-- What you should do --
Exactly repeat the full listing that follows.
━━━ Material for this task ━━━
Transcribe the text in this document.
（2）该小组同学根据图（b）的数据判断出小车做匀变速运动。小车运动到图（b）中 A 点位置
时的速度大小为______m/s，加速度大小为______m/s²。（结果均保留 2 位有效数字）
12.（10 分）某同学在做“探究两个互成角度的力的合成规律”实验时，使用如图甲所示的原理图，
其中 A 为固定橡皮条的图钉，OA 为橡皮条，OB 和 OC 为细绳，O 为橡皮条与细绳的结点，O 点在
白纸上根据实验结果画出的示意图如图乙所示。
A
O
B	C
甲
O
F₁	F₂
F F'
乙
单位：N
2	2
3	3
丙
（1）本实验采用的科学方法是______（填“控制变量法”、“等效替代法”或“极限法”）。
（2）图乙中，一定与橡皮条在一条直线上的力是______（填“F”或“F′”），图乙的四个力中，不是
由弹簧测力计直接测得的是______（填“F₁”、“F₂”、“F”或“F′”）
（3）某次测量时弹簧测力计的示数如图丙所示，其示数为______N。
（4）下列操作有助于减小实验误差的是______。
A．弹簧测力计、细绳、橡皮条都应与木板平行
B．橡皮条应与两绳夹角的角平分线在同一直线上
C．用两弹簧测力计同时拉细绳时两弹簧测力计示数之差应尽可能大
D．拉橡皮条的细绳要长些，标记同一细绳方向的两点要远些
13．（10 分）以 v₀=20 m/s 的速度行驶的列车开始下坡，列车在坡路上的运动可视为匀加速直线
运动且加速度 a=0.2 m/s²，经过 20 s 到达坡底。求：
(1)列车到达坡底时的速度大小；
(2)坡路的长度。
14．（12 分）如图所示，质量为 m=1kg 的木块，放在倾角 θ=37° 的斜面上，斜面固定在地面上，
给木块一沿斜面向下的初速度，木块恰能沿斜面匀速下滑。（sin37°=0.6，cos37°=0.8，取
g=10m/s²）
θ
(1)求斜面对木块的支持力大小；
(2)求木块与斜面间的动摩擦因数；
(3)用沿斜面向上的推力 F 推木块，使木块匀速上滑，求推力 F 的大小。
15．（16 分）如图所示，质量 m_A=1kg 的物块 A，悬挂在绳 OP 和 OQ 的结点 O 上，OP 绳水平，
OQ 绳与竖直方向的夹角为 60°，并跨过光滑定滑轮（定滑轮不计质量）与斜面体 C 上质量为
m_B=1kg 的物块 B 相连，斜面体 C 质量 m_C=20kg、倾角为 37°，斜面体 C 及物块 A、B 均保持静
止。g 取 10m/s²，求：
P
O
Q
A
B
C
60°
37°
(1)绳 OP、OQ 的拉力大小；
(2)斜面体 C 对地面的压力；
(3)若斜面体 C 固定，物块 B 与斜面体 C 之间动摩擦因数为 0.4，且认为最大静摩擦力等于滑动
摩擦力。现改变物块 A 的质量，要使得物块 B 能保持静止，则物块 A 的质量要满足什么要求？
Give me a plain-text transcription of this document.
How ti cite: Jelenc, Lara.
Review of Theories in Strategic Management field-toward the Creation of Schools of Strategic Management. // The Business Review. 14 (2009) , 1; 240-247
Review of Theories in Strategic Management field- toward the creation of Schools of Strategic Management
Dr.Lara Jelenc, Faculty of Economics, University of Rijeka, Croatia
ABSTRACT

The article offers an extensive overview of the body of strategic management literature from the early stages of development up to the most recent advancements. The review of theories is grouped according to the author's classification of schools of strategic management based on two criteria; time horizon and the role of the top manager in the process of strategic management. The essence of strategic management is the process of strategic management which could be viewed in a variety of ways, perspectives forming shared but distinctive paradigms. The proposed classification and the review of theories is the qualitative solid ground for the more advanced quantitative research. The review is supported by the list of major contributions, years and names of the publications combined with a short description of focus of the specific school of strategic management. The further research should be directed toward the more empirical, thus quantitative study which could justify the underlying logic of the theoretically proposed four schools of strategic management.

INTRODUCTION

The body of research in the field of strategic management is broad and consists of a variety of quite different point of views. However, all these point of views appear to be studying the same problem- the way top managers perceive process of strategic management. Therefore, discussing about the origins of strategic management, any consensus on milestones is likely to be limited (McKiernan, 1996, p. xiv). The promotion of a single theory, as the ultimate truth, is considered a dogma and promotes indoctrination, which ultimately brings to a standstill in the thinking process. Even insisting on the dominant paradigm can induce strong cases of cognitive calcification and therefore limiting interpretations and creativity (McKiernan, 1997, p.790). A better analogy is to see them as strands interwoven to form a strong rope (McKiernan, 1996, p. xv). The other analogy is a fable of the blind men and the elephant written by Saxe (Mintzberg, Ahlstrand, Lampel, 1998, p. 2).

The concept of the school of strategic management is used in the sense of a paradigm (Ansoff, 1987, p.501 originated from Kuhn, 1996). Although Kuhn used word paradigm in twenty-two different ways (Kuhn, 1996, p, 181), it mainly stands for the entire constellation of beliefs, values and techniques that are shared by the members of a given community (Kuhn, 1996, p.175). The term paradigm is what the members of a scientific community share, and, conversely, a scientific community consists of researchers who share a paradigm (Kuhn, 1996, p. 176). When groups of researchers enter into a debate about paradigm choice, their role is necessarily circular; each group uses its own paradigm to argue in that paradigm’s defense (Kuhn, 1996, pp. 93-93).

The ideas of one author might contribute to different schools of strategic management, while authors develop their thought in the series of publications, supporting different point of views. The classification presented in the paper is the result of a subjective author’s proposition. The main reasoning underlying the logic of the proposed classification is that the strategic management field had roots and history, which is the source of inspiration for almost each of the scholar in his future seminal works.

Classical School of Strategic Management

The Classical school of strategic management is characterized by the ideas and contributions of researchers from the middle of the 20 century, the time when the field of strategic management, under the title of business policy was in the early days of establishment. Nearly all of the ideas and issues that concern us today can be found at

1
━━━
-- Written reply --
Transcribe the text in this document.
（2）该小组同学根据图（b）的数据判断出小车做匀变速运动。小车运动到图（b）中 A 点位置
时的速度大小为______m/s，加速度大小为______m/s²。（结果均保留 2 位有效数字）
12.（10 分）某同学在做“探究两个互成角度的力的合成规律”实验时，使用如图甲所示的原理图，
其中 A 为固定橡皮条的图钉，OA 为橡皮条，OB 和 OC 为细绳，O 为橡皮条与细绳的结点，O 点在
白纸上根据实验结果画出的示意图如图乙所示。
A
O
B	C
甲
O
F₁	F₂
F F'
乙
单位：N
2	2
3	3
丙
（1）本实验采用的科学方法是______（填“控制变量法”、“等效替代法”或“极限法”）。
（2）图乙中，一定与橡皮条在一条直线上的力是______（填“F”或“F′”），图乙的四个力中，不是
由弹簧测力计直接测得的是______（填“F₁”、“F₂”、“F”或“F′”）
（3）某次测量时弹簧测力计的示数如图丙所示，其示数为______N。
（4）下列操作有助于减小实验误差的是______。
A．弹簧测力计、细绳、橡皮条都应与木板平行
B．橡皮条应与两绳夹角的角平分线在同一直线上
C．用两弹簧测力计同时拉细绳时两弹簧测力计示数之差应尽可能大
D．拉橡皮条的细绳要长些，标记同一细绳方向的两点要远些
13．（10 分）以 v₀=20 m/s 的速度行驶的列车开始下坡，列车在坡路上的运动可视为匀加速直线
运动且加速度 a=0.2 m/s²，经过 20 s 到达坡底。求：
(1)列车到达坡底时的速度大小；
(2)坡路的长度。
14．（12 分）如图所示，质量为 m=1kg 的木块，放在倾角 θ=37° 的斜面上，斜面固定在地面上，
给木块一沿斜面向下的初速度，木块恰能沿斜面匀速下滑。（sin37°=0.6，cos37°=0.8，取
g=10m/s²）
θ
(1)求斜面对木块的支持力大小；
(2)求木块与斜面间的动摩擦因数；
(3)用沿斜面向上的推力 F 推木块，使木块匀速上滑，求推力 F 的大小。
15．（16 分）如图所示，质量 m_A=1kg 的物块 A，悬挂在绳 OP 和 OQ 的结点 O 上，OP 绳水平，
OQ 绳与竖直方向的夹角为 60°，并跨过光滑定滑轮（定滑轮不计质量）与斜面体 C 上质量为
m_B=1kg 的物块 B 相连，斜面体 C 质量 m_C=20kg、倾角为 37°，斜面体 C 及物块 A、B 均保持静
止。g 取 10m/s²，求：
P
O
Q
A
B
C
60°
37°
(1)绳 OP、OQ 的拉力大小；
(2)斜面体 C 对地面的压力；
(3)若斜面体 C 固定，物块 B 与斜面体 C 之间动摩擦因数为 0.4，且认为最大静摩擦力等于滑动
摩擦力。现改变物块 A 的质量，要使得物块 B 能保持静止，则物块 A 的质量要满足什么要求？
Give me a plain-text transcription of this document.
How ti cite: Jelenc, Lara.
Review of Theories in Strategic Management field-toward the Creation of Schools of Strategic Management. // The Business Review. 14 (2009) , 1; 240-247
Review of Theories in Strategic Management field- toward the creation of Schools of Strategic Management
Dr.Lara Jelenc, Faculty of Economics, University of Rijeka, Croatia
ABSTRACT

The article offers an extensive overview of the body of strategic management literature from the early stages of development up to the most recent advancements. The review of theories is grouped according to the author's classification of schools of strategic management based on two criteria; time horizon and the role of the top manager in the process of strategic management. The essence of strategic management is the process of strategic management which could be viewed in a variety of ways, perspectives forming shared but distinctive paradigms. The proposed classification and the review of theories is the qualitative solid ground for the more advanced quantitative research. The review is supported by the list of major contributions, years and names of the publications combined with a short description of focus of the specific school of strategic management. The further research should be directed toward the more empirical, thus quantitative study which could justify the underlying logic of the theoretically proposed four schools of strategic management.

INTRODUCTION

The body of research in the field of strategic management is broad and consists of a variety of quite different point of views. However, all these point of views appear to be studying the same problem- the way top managers perceive process of strategic management. Therefore, discussing about the origins of strategic management, any consensus on milestones is likely to be limited (McKiernan, 1996, p. xiv). The promotion of a single theory, as the ultimate truth, is considered a dogma and promotes indoctrination, which ultimately brings to a standstill in the thinking process. Even insisting on the dominant paradigm can induce strong cases of cognitive calcification and therefore limiting interpretations and creativity (McKiernan, 1997, p.790). A better analogy is to see them as strands interwoven to form a strong rope (McKiernan, 1996, p. xv). The other analogy is a fable of the blind men and the elephant written by Saxe (Mintzberg, Ahlstrand, Lampel, 1998, p. 2).

The concept of the school of strategic management is used in the sense of a paradigm (Ansoff, 1987, p.501 originated from Kuhn, 1996). Although Kuhn used word paradigm in twenty-two different ways (Kuhn, 1996, p, 181), it mainly stands for the entire constellation of beliefs, values and techniques that are shared by the members of a given community (Kuhn, 1996, p.175). The term paradigm is what the members of a scientific community share, and, conversely, a scientific community consists of researchers who share a paradigm (Kuhn, 1996, p. 176). When groups of researchers enter into a debate about paradigm choice, their role is necessarily circular; each group uses its own paradigm to argue in that paradigm’s defense (Kuhn, 1996, pp. 93-93).

The ideas of one author might contribute to different schools of strategic management, while authors develop their thought in the series of publications, supporting different point of views. The classification presented in the paper is the result of a subjective author’s proposition. The main reasoning underlying the logic of the proposed classification is that the strategic management field had roots and history, which is the source of inspiration for almost each of the scholar in his future seminal works.

Classical School of Strategic Management

The Classical school of strategic management is characterized by the ideas and contributions of researchers from the middle of the 20 century, the time when the field of strategic management, under the title of business policy was in the early days of establishment. Nearly all of the ideas and issues that concern us today can be found at

1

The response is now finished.